[Figure collection entries]
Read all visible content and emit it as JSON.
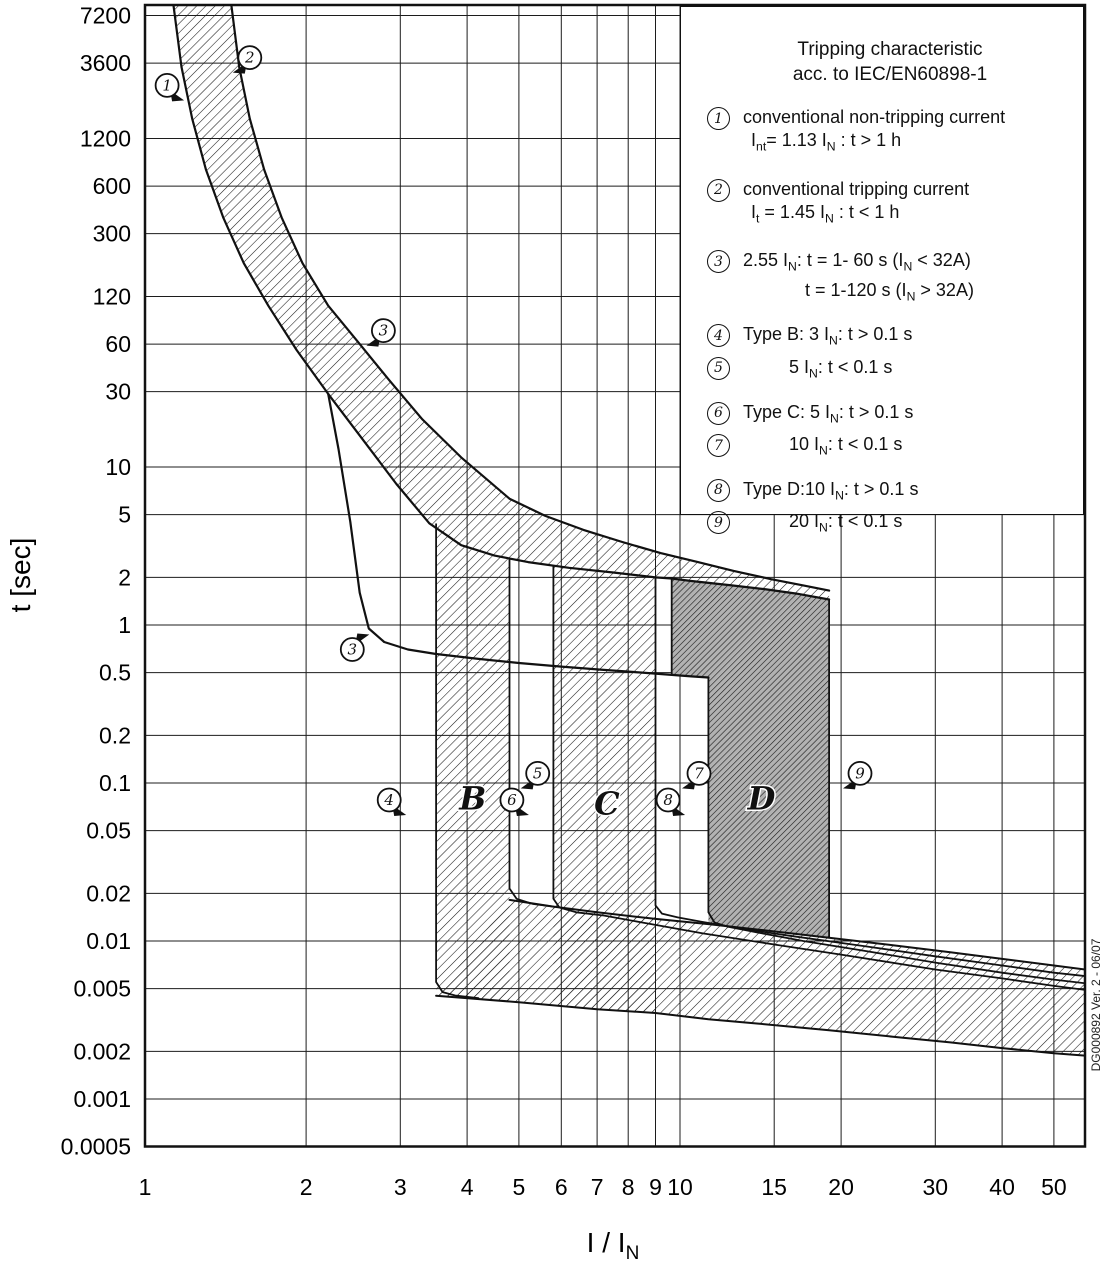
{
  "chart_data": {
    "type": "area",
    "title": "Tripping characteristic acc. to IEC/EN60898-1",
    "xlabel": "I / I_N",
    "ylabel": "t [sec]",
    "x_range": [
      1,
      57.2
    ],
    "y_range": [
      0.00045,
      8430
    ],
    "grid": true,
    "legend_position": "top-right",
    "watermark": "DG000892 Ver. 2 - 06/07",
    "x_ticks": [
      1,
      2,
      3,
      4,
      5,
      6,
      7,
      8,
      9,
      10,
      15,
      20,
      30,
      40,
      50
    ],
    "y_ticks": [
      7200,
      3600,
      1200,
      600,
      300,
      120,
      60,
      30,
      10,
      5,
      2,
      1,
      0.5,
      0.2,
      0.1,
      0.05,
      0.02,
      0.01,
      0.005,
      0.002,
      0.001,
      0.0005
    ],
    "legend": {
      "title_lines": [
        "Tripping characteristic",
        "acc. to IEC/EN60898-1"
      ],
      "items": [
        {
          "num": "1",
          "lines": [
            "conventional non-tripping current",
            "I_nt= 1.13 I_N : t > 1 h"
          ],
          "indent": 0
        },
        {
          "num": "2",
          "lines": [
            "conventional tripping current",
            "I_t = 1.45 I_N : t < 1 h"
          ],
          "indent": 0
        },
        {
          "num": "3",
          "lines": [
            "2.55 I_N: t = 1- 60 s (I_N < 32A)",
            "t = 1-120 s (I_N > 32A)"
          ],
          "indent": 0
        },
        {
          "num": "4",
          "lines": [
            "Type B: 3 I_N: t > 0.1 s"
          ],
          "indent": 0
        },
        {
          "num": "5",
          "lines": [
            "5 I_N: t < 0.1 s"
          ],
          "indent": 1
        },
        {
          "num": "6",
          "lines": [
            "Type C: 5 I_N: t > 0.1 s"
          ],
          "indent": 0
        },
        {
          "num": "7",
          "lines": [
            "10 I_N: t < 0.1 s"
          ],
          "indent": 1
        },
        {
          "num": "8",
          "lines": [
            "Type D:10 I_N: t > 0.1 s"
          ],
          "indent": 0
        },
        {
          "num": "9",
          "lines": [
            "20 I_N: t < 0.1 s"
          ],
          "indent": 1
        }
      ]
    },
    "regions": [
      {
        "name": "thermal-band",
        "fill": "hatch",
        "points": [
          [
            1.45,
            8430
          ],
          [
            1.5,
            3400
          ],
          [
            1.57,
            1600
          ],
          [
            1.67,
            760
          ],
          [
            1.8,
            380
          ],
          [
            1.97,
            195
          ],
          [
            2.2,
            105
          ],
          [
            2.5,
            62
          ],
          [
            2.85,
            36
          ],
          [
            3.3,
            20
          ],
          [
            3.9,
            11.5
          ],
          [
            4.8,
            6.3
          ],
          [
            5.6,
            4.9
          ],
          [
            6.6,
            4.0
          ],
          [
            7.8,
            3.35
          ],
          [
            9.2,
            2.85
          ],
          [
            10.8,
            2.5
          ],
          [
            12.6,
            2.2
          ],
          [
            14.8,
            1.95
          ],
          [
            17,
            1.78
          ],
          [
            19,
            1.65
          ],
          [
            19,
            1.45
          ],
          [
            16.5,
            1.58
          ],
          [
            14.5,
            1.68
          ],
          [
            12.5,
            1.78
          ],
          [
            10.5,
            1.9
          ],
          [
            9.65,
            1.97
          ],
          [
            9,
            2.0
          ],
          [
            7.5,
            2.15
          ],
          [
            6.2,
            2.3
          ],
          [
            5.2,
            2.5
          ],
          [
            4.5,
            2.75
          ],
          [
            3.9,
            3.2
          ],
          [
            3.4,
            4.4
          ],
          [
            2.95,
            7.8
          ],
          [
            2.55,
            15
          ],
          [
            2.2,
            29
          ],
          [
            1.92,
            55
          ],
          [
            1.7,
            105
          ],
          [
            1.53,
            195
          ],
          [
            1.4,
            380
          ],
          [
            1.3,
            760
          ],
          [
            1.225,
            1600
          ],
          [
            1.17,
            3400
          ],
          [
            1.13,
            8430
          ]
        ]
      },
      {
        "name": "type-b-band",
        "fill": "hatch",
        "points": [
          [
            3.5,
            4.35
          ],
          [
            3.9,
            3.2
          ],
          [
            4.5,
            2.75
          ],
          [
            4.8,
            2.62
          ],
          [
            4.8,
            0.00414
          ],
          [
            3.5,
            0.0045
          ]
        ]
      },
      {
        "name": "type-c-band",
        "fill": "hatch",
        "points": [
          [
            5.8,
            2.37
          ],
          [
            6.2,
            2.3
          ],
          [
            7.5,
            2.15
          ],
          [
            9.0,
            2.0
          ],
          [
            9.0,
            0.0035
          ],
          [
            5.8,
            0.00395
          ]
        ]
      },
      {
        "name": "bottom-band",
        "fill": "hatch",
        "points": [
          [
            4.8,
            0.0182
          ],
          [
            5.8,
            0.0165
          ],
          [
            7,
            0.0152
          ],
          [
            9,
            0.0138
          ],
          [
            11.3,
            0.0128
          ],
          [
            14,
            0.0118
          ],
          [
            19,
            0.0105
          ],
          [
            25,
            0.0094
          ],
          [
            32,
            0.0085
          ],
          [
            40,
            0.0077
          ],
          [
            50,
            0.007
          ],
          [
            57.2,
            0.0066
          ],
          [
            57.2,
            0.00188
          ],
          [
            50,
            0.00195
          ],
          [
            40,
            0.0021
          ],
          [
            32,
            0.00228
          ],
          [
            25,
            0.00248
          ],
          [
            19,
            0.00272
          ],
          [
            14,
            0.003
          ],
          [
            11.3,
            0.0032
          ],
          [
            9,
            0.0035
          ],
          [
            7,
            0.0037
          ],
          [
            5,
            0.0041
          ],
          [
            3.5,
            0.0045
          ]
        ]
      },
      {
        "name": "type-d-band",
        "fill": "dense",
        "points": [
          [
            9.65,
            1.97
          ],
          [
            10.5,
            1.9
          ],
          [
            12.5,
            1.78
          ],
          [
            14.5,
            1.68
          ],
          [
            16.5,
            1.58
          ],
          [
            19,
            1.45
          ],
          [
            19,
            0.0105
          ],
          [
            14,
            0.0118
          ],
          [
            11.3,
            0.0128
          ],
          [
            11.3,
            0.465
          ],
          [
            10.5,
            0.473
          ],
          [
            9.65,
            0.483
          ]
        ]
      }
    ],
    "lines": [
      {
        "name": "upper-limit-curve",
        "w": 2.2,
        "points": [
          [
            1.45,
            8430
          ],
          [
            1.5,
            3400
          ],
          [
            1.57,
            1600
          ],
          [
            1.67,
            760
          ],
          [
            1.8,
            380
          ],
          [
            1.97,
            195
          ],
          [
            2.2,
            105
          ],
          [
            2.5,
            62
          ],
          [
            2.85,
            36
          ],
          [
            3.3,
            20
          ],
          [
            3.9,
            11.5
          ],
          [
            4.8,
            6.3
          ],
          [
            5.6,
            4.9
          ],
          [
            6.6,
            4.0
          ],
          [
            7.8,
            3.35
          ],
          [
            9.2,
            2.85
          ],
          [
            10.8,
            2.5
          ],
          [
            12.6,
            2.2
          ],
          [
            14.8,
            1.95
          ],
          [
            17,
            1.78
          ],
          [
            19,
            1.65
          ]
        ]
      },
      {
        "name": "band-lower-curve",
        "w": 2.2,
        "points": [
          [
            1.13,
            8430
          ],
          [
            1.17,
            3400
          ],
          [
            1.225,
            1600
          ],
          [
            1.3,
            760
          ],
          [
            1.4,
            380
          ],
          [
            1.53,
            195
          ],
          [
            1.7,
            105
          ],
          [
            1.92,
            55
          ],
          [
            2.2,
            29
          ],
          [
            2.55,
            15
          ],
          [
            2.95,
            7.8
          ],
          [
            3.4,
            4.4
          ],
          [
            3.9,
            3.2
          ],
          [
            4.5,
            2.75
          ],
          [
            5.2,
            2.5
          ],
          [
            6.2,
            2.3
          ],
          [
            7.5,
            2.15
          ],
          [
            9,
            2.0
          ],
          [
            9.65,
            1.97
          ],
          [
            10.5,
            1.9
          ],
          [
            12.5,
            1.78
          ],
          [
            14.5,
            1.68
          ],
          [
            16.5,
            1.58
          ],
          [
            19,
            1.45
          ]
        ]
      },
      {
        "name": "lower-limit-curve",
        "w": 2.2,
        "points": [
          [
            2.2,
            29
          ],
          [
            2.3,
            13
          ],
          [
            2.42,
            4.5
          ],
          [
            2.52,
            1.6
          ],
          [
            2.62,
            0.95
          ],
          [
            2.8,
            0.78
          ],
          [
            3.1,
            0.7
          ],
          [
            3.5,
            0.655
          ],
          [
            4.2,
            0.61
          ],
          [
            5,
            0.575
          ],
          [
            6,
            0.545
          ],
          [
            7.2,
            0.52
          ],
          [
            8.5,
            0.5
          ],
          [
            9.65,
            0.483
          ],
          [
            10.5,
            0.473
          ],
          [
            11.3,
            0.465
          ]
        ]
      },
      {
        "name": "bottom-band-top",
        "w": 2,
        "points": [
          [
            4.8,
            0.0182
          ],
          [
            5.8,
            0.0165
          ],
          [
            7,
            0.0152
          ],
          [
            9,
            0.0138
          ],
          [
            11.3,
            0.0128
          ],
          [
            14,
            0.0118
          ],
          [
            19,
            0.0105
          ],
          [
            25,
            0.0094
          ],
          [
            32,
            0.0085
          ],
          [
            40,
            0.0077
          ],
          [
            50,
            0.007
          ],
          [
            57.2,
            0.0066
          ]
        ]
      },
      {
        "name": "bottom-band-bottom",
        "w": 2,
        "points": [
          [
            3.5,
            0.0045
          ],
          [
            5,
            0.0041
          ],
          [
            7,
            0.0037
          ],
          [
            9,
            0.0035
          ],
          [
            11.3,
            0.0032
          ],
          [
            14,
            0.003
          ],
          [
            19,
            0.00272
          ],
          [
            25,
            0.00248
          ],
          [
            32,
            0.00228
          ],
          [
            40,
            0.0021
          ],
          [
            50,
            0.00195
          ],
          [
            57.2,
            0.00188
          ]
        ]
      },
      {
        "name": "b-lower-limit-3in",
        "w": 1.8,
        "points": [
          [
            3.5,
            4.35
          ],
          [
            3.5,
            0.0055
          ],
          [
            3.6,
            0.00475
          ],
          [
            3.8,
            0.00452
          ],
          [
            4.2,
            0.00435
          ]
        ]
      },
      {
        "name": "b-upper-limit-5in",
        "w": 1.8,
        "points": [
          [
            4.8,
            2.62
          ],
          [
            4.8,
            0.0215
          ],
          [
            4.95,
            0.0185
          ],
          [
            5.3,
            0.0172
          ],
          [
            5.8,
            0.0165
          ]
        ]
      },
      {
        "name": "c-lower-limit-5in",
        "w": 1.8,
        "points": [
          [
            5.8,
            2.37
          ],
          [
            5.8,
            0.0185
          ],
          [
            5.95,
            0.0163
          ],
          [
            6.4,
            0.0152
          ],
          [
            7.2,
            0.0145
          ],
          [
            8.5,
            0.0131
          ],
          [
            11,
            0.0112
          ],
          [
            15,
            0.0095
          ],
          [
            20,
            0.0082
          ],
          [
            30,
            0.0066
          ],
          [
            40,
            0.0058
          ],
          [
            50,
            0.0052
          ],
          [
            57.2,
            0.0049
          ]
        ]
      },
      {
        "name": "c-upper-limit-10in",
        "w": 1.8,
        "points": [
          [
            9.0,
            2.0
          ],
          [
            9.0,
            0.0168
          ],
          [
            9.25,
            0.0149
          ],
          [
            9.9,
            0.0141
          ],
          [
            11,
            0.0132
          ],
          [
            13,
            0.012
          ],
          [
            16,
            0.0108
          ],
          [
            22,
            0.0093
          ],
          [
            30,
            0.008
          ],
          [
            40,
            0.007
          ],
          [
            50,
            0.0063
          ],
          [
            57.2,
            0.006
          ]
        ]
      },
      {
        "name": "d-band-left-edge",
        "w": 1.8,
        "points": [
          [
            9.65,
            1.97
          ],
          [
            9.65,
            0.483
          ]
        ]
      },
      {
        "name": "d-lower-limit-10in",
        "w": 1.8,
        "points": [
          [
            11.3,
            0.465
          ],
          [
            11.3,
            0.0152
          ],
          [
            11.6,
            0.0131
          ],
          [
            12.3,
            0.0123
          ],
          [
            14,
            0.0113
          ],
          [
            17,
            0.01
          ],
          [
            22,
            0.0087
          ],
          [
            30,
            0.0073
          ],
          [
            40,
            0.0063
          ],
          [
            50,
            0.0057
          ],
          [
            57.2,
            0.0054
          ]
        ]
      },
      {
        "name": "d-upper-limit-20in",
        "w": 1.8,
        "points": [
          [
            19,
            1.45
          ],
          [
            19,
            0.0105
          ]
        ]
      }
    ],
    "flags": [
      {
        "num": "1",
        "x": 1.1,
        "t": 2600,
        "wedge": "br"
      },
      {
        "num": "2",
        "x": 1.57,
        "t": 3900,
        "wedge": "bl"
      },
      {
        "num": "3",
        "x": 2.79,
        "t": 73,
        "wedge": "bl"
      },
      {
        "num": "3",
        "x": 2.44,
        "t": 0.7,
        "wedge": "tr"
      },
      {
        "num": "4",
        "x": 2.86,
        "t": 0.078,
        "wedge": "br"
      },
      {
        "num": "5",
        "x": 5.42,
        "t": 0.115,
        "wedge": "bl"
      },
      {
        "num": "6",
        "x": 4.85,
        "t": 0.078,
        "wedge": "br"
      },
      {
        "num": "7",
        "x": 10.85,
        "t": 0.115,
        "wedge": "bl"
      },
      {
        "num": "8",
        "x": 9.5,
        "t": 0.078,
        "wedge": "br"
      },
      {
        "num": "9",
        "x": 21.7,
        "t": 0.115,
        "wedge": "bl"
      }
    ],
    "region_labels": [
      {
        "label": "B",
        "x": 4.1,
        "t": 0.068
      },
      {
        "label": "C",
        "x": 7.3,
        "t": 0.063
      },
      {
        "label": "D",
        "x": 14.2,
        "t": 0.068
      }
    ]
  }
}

*DO THIS*
In the lines above, find each one with "curve" and list it.

*ANSWER BELOW*
        "name": "upper-limit-curve",
        "name": "band-lower-curve",
        "name": "lower-limit-curve",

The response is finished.